:: DIRECTIONS FOR THIS TASK ::
The records below must be transcribed exactly. Do not include the pictures.

++++++++++++++++++++

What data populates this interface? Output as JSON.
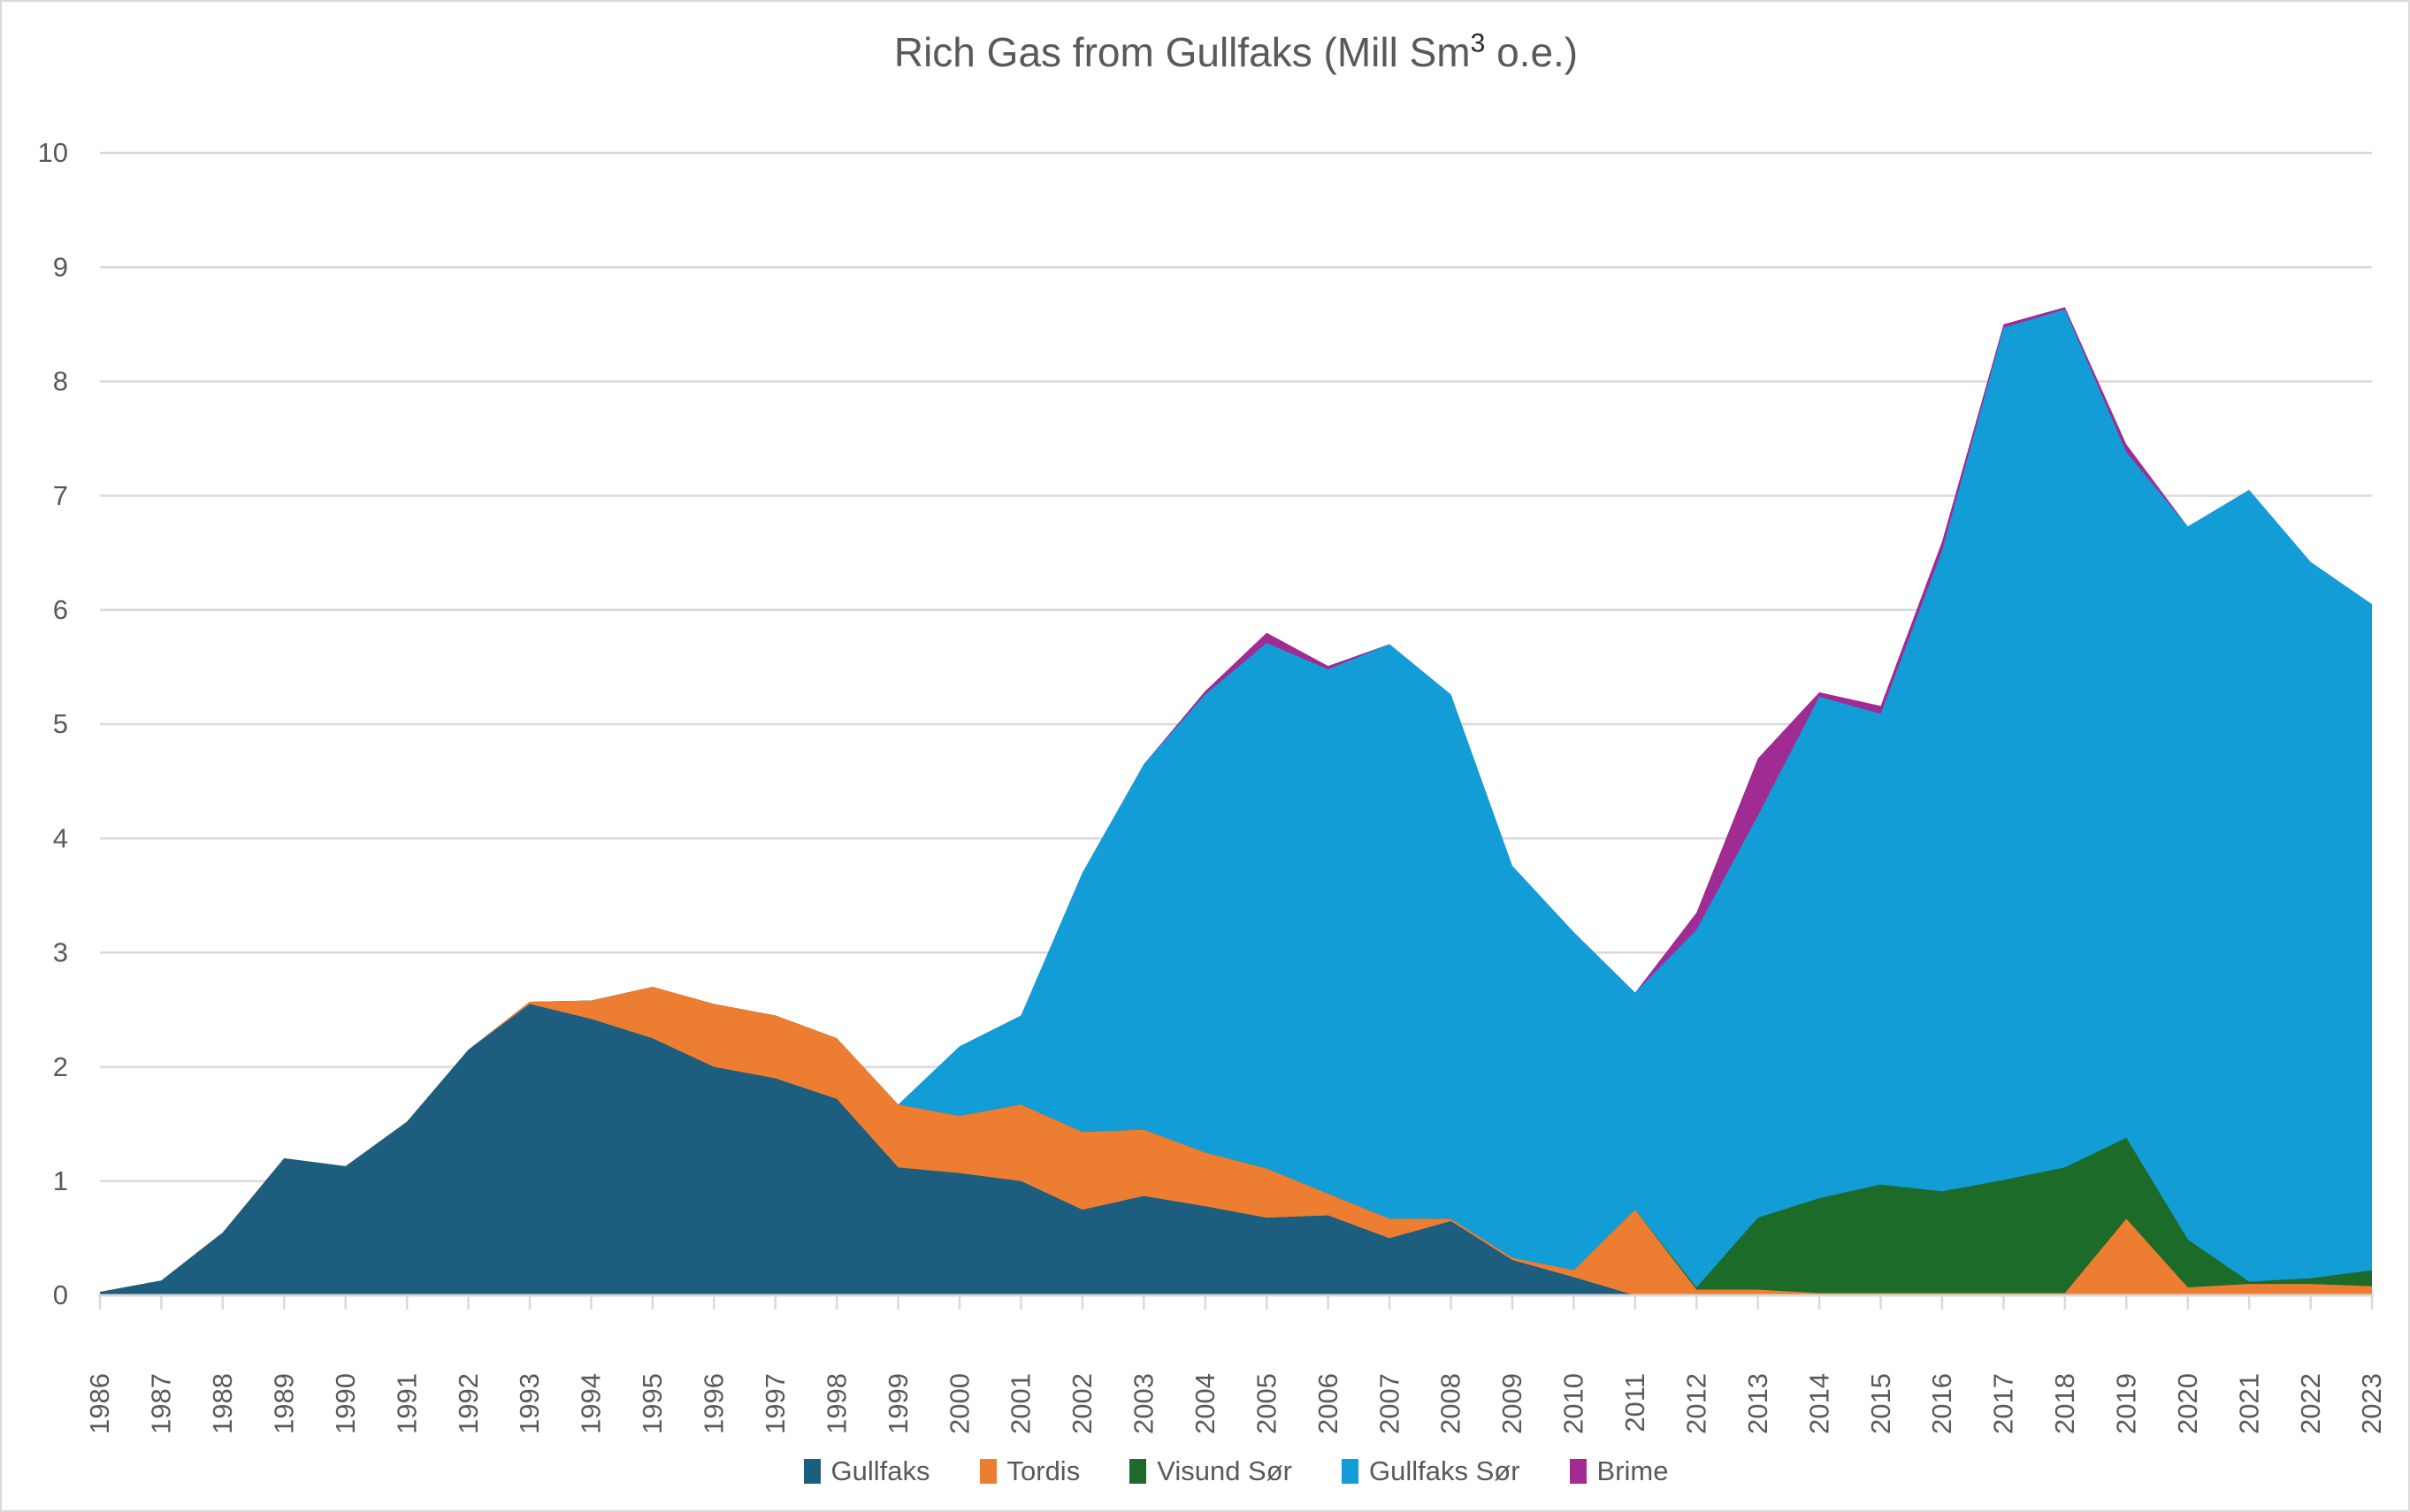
{
  "title": {
    "prefix": "Rich Gas from Gullfaks (Mill Sm",
    "sup": "3",
    "suffix": " o.e.)"
  },
  "colors": {
    "gullfaks": "#1D5D7D",
    "tordis": "#ED7D31",
    "visund_sor": "#1C6B28",
    "gullfaks_sor": "#129DD6",
    "brime": "#A02B93",
    "text": "#595959",
    "gridline": "#d9d9d9",
    "axis": "#d9d9d9"
  },
  "legend": {
    "items": [
      {
        "label": "Gullfaks",
        "color_key": "gullfaks"
      },
      {
        "label": "Tordis",
        "color_key": "tordis"
      },
      {
        "label": "Visund Sør",
        "color_key": "visund_sor"
      },
      {
        "label": "Gullfaks Sør",
        "color_key": "gullfaks_sor"
      },
      {
        "label": "Brime",
        "color_key": "brime"
      }
    ]
  },
  "chart_data": {
    "type": "area",
    "stacked": true,
    "title": "Rich Gas from Gullfaks (Mill Sm3 o.e.)",
    "xlabel": "",
    "ylabel": "",
    "ylim": [
      0,
      10
    ],
    "yticks": [
      0,
      1,
      2,
      3,
      4,
      5,
      6,
      7,
      8,
      9,
      10
    ],
    "grid": "horizontal",
    "legend_position": "bottom",
    "categories": [
      1986,
      1987,
      1988,
      1989,
      1990,
      1991,
      1992,
      1993,
      1994,
      1995,
      1996,
      1997,
      1998,
      1999,
      2000,
      2001,
      2002,
      2003,
      2004,
      2005,
      2006,
      2007,
      2008,
      2009,
      2010,
      2011,
      2012,
      2013,
      2014,
      2015,
      2016,
      2017,
      2018,
      2019,
      2020,
      2021,
      2022,
      2023
    ],
    "series": [
      {
        "name": "Gullfaks",
        "color_key": "gullfaks",
        "values": [
          0.03,
          0.13,
          0.55,
          1.2,
          1.13,
          1.52,
          2.15,
          2.55,
          2.42,
          2.25,
          2.0,
          1.9,
          1.72,
          1.12,
          1.07,
          1.0,
          0.75,
          0.87,
          0.78,
          0.68,
          0.7,
          0.5,
          0.65,
          0.31,
          0.16,
          0,
          0,
          0,
          0,
          0,
          0,
          0,
          0,
          0,
          0,
          0,
          0,
          0
        ]
      },
      {
        "name": "Tordis",
        "color_key": "tordis",
        "values": [
          0,
          0,
          0,
          0,
          0,
          0,
          0,
          0.02,
          0.16,
          0.45,
          0.55,
          0.55,
          0.53,
          0.55,
          0.5,
          0.67,
          0.68,
          0.58,
          0.47,
          0.43,
          0.19,
          0.17,
          0.02,
          0.02,
          0.06,
          0.75,
          0.05,
          0.05,
          0.02,
          0.02,
          0.02,
          0.02,
          0.02,
          0.67,
          0.07,
          0.1,
          0.1,
          0.08
        ]
      },
      {
        "name": "Visund Sør",
        "color_key": "visund_sor",
        "values": [
          0,
          0,
          0,
          0,
          0,
          0,
          0,
          0,
          0,
          0,
          0,
          0,
          0,
          0,
          0,
          0,
          0,
          0,
          0,
          0,
          0,
          0,
          0,
          0,
          0,
          0,
          0.02,
          0.63,
          0.83,
          0.95,
          0.89,
          0.99,
          1.1,
          0.71,
          0.42,
          0.02,
          0.05,
          0.14
        ]
      },
      {
        "name": "Gullfaks Sør",
        "color_key": "gullfaks_sor",
        "values": [
          0,
          0,
          0,
          0,
          0,
          0,
          0,
          0,
          0,
          0,
          0,
          0,
          0,
          0,
          0.61,
          0.78,
          2.27,
          3.2,
          4.01,
          4.6,
          4.59,
          5.03,
          4.59,
          3.43,
          2.96,
          1.9,
          3.13,
          3.52,
          4.39,
          4.12,
          5.61,
          7.46,
          7.51,
          6.0,
          6.24,
          6.93,
          6.27,
          5.83
        ]
      },
      {
        "name": "Brime",
        "color_key": "brime",
        "values": [
          0,
          0,
          0,
          0,
          0,
          0,
          0,
          0,
          0,
          0,
          0,
          0,
          0,
          0,
          0,
          0,
          0,
          0,
          0.03,
          0.09,
          0.03,
          0,
          0,
          0,
          0,
          0,
          0.15,
          0.5,
          0.04,
          0.07,
          0.08,
          0.03,
          0.02,
          0.07,
          0,
          0,
          0,
          0
        ]
      }
    ]
  }
}
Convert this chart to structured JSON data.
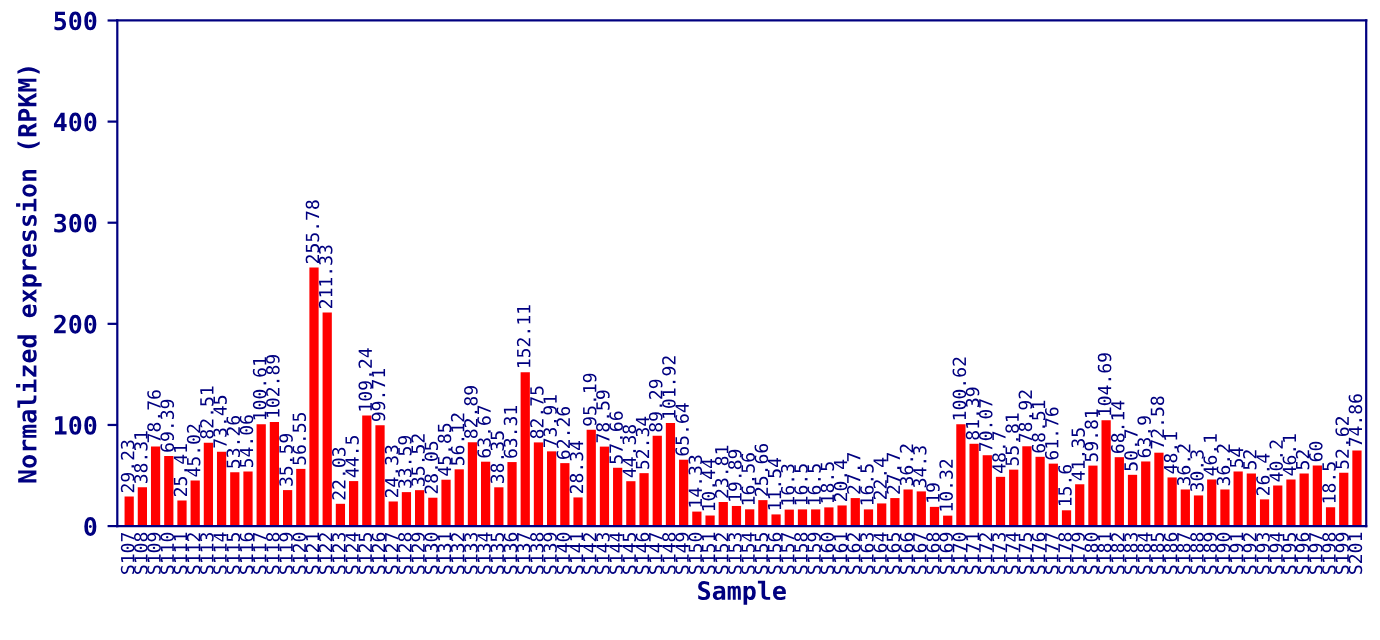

++++++++++++++++++++

:: FINAL RESULT ::
What data populates this interface? Output as JSON.
{
  "title": {
    "prefix": "Rich Gas from Gullfaks (Mill Sm",
    "sup": "3",
    "suffix": " o.e.)"
  },
  "colors": {
    "gullfaks": "#1D5D7D",
    "tordis": "#ED7D31",
    "visund_sor": "#1C6B28",
    "gullfaks_sor": "#129DD6",
    "brime": "#A02B93",
    "text": "#595959",
    "gridline": "#d9d9d9",
    "axis": "#d9d9d9"
  },
  "legend": {
    "items": [
      {
        "label": "Gullfaks",
        "color_key": "gullfaks"
      },
      {
        "label": "Tordis",
        "color_key": "tordis"
      },
      {
        "label": "Visund Sør",
        "color_key": "visund_sor"
      },
      {
        "label": "Gullfaks Sør",
        "color_key": "gullfaks_sor"
      },
      {
        "label": "Brime",
        "color_key": "brime"
      }
    ]
  },
  "chart_data": {
    "type": "area",
    "stacked": true,
    "title": "Rich Gas from Gullfaks (Mill Sm3 o.e.)",
    "xlabel": "",
    "ylabel": "",
    "ylim": [
      0,
      10
    ],
    "yticks": [
      0,
      1,
      2,
      3,
      4,
      5,
      6,
      7,
      8,
      9,
      10
    ],
    "grid": "horizontal",
    "legend_position": "bottom",
    "categories": [
      1986,
      1987,
      1988,
      1989,
      1990,
      1991,
      1992,
      1993,
      1994,
      1995,
      1996,
      1997,
      1998,
      1999,
      2000,
      2001,
      2002,
      2003,
      2004,
      2005,
      2006,
      2007,
      2008,
      2009,
      2010,
      2011,
      2012,
      2013,
      2014,
      2015,
      2016,
      2017,
      2018,
      2019,
      2020,
      2021,
      2022,
      2023
    ],
    "series": [
      {
        "name": "Gullfaks",
        "color_key": "gullfaks",
        "values": [
          0.03,
          0.13,
          0.55,
          1.2,
          1.13,
          1.52,
          2.15,
          2.55,
          2.42,
          2.25,
          2.0,
          1.9,
          1.72,
          1.12,
          1.07,
          1.0,
          0.75,
          0.87,
          0.78,
          0.68,
          0.7,
          0.5,
          0.65,
          0.31,
          0.16,
          0,
          0,
          0,
          0,
          0,
          0,
          0,
          0,
          0,
          0,
          0,
          0,
          0
        ]
      },
      {
        "name": "Tordis",
        "color_key": "tordis",
        "values": [
          0,
          0,
          0,
          0,
          0,
          0,
          0,
          0.02,
          0.16,
          0.45,
          0.55,
          0.55,
          0.53,
          0.55,
          0.5,
          0.67,
          0.68,
          0.58,
          0.47,
          0.43,
          0.19,
          0.17,
          0.02,
          0.02,
          0.06,
          0.75,
          0.05,
          0.05,
          0.02,
          0.02,
          0.02,
          0.02,
          0.02,
          0.67,
          0.07,
          0.1,
          0.1,
          0.08
        ]
      },
      {
        "name": "Visund Sør",
        "color_key": "visund_sor",
        "values": [
          0,
          0,
          0,
          0,
          0,
          0,
          0,
          0,
          0,
          0,
          0,
          0,
          0,
          0,
          0,
          0,
          0,
          0,
          0,
          0,
          0,
          0,
          0,
          0,
          0,
          0,
          0.02,
          0.63,
          0.83,
          0.95,
          0.89,
          0.99,
          1.1,
          0.71,
          0.42,
          0.02,
          0.05,
          0.14
        ]
      },
      {
        "name": "Gullfaks Sør",
        "color_key": "gullfaks_sor",
        "values": [
          0,
          0,
          0,
          0,
          0,
          0,
          0,
          0,
          0,
          0,
          0,
          0,
          0,
          0,
          0.61,
          0.78,
          2.27,
          3.2,
          4.01,
          4.6,
          4.59,
          5.03,
          4.59,
          3.43,
          2.96,
          1.9,
          3.13,
          3.52,
          4.39,
          4.12,
          5.61,
          7.46,
          7.51,
          6.0,
          6.24,
          6.93,
          6.27,
          5.83
        ]
      },
      {
        "name": "Brime",
        "color_key": "brime",
        "values": [
          0,
          0,
          0,
          0,
          0,
          0,
          0,
          0,
          0,
          0,
          0,
          0,
          0,
          0,
          0,
          0,
          0,
          0,
          0.03,
          0.09,
          0.03,
          0,
          0,
          0,
          0,
          0,
          0.15,
          0.5,
          0.04,
          0.07,
          0.08,
          0.03,
          0.02,
          0.07,
          0,
          0,
          0,
          0
        ]
      }
    ]
  }
}
Convert this chart to structured JSON data.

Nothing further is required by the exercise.